• Exercise objective:
Each entry that follows must be output without any deviation.

• Exercise inputs:
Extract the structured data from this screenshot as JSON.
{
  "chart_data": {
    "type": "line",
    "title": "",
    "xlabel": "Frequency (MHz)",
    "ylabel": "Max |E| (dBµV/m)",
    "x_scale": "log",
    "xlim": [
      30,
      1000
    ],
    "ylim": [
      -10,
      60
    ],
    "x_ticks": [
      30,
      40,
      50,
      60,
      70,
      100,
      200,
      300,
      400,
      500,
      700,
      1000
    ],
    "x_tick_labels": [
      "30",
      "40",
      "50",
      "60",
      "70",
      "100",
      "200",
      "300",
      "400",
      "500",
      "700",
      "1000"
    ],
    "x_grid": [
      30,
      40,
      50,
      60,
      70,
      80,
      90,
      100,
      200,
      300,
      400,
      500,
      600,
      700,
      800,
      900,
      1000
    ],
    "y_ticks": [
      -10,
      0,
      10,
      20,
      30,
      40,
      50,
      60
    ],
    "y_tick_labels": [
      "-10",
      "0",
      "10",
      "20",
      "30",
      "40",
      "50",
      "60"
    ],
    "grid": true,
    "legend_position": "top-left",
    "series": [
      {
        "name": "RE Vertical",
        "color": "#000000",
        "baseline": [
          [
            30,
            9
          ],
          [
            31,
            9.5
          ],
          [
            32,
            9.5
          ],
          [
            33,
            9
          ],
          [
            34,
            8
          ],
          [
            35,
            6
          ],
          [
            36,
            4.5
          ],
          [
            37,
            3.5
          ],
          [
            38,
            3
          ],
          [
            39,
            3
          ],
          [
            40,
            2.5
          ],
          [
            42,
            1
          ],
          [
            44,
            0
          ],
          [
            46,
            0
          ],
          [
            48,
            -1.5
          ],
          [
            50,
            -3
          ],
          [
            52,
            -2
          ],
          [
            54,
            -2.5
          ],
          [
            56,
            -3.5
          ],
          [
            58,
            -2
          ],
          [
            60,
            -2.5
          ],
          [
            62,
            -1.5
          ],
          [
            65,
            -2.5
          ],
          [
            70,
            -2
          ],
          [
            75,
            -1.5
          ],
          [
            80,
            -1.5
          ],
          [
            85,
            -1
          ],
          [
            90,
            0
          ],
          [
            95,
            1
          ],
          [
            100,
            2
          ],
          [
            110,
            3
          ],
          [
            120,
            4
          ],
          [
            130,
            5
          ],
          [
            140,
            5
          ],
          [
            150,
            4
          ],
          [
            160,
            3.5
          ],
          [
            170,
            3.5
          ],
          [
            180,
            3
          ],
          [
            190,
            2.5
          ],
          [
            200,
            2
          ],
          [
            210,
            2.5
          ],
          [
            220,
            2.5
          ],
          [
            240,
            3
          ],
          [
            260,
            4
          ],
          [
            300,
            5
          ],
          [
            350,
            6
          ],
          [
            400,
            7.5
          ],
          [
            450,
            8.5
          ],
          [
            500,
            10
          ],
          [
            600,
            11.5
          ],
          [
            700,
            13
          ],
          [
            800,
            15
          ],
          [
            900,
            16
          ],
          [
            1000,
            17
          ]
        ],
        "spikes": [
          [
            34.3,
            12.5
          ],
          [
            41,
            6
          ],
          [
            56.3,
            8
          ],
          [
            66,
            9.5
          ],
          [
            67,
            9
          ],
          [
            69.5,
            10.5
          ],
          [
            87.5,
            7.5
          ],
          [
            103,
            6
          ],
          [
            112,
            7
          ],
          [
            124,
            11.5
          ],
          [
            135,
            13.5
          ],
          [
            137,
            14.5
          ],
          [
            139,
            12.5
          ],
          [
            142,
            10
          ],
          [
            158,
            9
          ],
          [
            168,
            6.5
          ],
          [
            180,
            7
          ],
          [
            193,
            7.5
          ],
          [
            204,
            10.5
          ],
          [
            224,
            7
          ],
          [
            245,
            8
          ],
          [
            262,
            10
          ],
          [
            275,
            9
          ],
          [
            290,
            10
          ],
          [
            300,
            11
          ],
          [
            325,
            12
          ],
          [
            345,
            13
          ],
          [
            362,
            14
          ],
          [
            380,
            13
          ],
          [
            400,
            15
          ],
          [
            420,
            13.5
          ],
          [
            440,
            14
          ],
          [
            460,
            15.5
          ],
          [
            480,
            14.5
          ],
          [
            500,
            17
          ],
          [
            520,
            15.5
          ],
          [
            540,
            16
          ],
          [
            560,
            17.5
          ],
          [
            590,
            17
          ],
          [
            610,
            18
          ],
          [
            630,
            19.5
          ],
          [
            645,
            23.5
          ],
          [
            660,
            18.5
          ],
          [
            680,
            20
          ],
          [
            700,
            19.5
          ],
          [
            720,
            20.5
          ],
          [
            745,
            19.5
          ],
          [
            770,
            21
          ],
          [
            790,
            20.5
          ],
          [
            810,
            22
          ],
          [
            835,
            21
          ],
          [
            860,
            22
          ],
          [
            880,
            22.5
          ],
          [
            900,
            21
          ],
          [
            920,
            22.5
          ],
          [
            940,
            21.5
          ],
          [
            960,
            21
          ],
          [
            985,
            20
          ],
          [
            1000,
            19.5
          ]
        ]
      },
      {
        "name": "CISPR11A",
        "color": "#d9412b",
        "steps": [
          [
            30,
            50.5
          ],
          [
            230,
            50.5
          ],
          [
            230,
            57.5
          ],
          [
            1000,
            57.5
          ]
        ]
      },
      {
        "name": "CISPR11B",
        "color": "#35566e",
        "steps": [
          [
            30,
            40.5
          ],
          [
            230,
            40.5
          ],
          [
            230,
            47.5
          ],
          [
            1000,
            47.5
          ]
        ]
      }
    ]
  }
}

• Answer below:
Extract the structured data from this screenshot as JSON.
{
  "chart_data": {
    "type": "line",
    "title": "",
    "xlabel": "Frequency (MHz)",
    "ylabel": "Max |E| (dBµV/m)",
    "x_scale": "log",
    "xlim": [
      30,
      1000
    ],
    "ylim": [
      -10,
      60
    ],
    "x_ticks": [
      30,
      40,
      50,
      60,
      70,
      100,
      200,
      300,
      400,
      500,
      700,
      1000
    ],
    "x_tick_labels": [
      "30",
      "40",
      "50",
      "60",
      "70",
      "100",
      "200",
      "300",
      "400",
      "500",
      "700",
      "1000"
    ],
    "x_grid": [
      30,
      40,
      50,
      60,
      70,
      80,
      90,
      100,
      200,
      300,
      400,
      500,
      600,
      700,
      800,
      900,
      1000
    ],
    "y_ticks": [
      -10,
      0,
      10,
      20,
      30,
      40,
      50,
      60
    ],
    "y_tick_labels": [
      "-10",
      "0",
      "10",
      "20",
      "30",
      "40",
      "50",
      "60"
    ],
    "grid": true,
    "legend_position": "top-left",
    "series": [
      {
        "name": "RE Vertical",
        "color": "#000000",
        "baseline": [
          [
            30,
            9
          ],
          [
            31,
            9.5
          ],
          [
            32,
            9.5
          ],
          [
            33,
            9
          ],
          [
            34,
            8
          ],
          [
            35,
            6
          ],
          [
            36,
            4.5
          ],
          [
            37,
            3.5
          ],
          [
            38,
            3
          ],
          [
            39,
            3
          ],
          [
            40,
            2.5
          ],
          [
            42,
            1
          ],
          [
            44,
            0
          ],
          [
            46,
            0
          ],
          [
            48,
            -1.5
          ],
          [
            50,
            -3
          ],
          [
            52,
            -2
          ],
          [
            54,
            -2.5
          ],
          [
            56,
            -3.5
          ],
          [
            58,
            -2
          ],
          [
            60,
            -2.5
          ],
          [
            62,
            -1.5
          ],
          [
            65,
            -2.5
          ],
          [
            70,
            -2
          ],
          [
            75,
            -1.5
          ],
          [
            80,
            -1.5
          ],
          [
            85,
            -1
          ],
          [
            90,
            0
          ],
          [
            95,
            1
          ],
          [
            100,
            2
          ],
          [
            110,
            3
          ],
          [
            120,
            4
          ],
          [
            130,
            5
          ],
          [
            140,
            5
          ],
          [
            150,
            4
          ],
          [
            160,
            3.5
          ],
          [
            170,
            3.5
          ],
          [
            180,
            3
          ],
          [
            190,
            2.5
          ],
          [
            200,
            2
          ],
          [
            210,
            2.5
          ],
          [
            220,
            2.5
          ],
          [
            240,
            3
          ],
          [
            260,
            4
          ],
          [
            300,
            5
          ],
          [
            350,
            6
          ],
          [
            400,
            7.5
          ],
          [
            450,
            8.5
          ],
          [
            500,
            10
          ],
          [
            600,
            11.5
          ],
          [
            700,
            13
          ],
          [
            800,
            15
          ],
          [
            900,
            16
          ],
          [
            1000,
            17
          ]
        ],
        "spikes": [
          [
            34.3,
            12.5
          ],
          [
            41,
            6
          ],
          [
            56.3,
            8
          ],
          [
            66,
            9.5
          ],
          [
            67,
            9
          ],
          [
            69.5,
            10.5
          ],
          [
            87.5,
            7.5
          ],
          [
            103,
            6
          ],
          [
            112,
            7
          ],
          [
            124,
            11.5
          ],
          [
            135,
            13.5
          ],
          [
            137,
            14.5
          ],
          [
            139,
            12.5
          ],
          [
            142,
            10
          ],
          [
            158,
            9
          ],
          [
            168,
            6.5
          ],
          [
            180,
            7
          ],
          [
            193,
            7.5
          ],
          [
            204,
            10.5
          ],
          [
            224,
            7
          ],
          [
            245,
            8
          ],
          [
            262,
            10
          ],
          [
            275,
            9
          ],
          [
            290,
            10
          ],
          [
            300,
            11
          ],
          [
            325,
            12
          ],
          [
            345,
            13
          ],
          [
            362,
            14
          ],
          [
            380,
            13
          ],
          [
            400,
            15
          ],
          [
            420,
            13.5
          ],
          [
            440,
            14
          ],
          [
            460,
            15.5
          ],
          [
            480,
            14.5
          ],
          [
            500,
            17
          ],
          [
            520,
            15.5
          ],
          [
            540,
            16
          ],
          [
            560,
            17.5
          ],
          [
            590,
            17
          ],
          [
            610,
            18
          ],
          [
            630,
            19.5
          ],
          [
            645,
            23.5
          ],
          [
            660,
            18.5
          ],
          [
            680,
            20
          ],
          [
            700,
            19.5
          ],
          [
            720,
            20.5
          ],
          [
            745,
            19.5
          ],
          [
            770,
            21
          ],
          [
            790,
            20.5
          ],
          [
            810,
            22
          ],
          [
            835,
            21
          ],
          [
            860,
            22
          ],
          [
            880,
            22.5
          ],
          [
            900,
            21
          ],
          [
            920,
            22.5
          ],
          [
            940,
            21.5
          ],
          [
            960,
            21
          ],
          [
            985,
            20
          ],
          [
            1000,
            19.5
          ]
        ]
      },
      {
        "name": "CISPR11A",
        "color": "#d9412b",
        "steps": [
          [
            30,
            50.5
          ],
          [
            230,
            50.5
          ],
          [
            230,
            57.5
          ],
          [
            1000,
            57.5
          ]
        ]
      },
      {
        "name": "CISPR11B",
        "color": "#35566e",
        "steps": [
          [
            30,
            40.5
          ],
          [
            230,
            40.5
          ],
          [
            230,
            47.5
          ],
          [
            1000,
            47.5
          ]
        ]
      }
    ]
  }
}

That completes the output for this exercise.